Wherever a line in the data below holds "this", copy that line.

Records from a data source
====================

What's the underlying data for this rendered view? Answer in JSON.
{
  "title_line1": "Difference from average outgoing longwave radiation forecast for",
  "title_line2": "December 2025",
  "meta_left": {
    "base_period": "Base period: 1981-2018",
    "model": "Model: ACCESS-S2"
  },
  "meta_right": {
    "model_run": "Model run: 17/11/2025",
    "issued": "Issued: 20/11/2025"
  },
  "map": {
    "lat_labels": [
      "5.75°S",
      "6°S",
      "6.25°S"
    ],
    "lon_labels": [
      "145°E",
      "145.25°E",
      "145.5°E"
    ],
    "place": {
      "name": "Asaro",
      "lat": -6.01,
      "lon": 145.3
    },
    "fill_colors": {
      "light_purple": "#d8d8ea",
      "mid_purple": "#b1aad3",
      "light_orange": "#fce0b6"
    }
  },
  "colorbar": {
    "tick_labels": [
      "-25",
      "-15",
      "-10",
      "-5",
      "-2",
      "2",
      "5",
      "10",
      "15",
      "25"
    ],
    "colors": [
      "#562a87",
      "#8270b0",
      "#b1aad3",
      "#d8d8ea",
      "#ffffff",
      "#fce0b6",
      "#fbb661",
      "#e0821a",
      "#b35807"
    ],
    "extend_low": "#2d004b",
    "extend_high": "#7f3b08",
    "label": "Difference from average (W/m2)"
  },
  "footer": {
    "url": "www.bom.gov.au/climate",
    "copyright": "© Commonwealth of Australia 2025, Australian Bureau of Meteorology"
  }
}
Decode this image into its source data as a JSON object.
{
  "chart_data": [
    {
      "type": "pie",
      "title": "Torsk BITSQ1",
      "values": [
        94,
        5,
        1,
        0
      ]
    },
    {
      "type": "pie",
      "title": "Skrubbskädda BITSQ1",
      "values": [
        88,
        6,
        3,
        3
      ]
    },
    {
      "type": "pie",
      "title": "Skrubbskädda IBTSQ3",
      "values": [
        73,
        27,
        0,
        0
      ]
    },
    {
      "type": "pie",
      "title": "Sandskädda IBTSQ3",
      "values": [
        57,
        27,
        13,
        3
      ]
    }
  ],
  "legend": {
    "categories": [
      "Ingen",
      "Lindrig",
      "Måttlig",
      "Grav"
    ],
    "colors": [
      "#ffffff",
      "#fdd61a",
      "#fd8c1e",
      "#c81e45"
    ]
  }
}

====================

Written solution:
What's the underlying data for this rendered view? Answer in JSON.
Decode this image into its source data as a JSON object.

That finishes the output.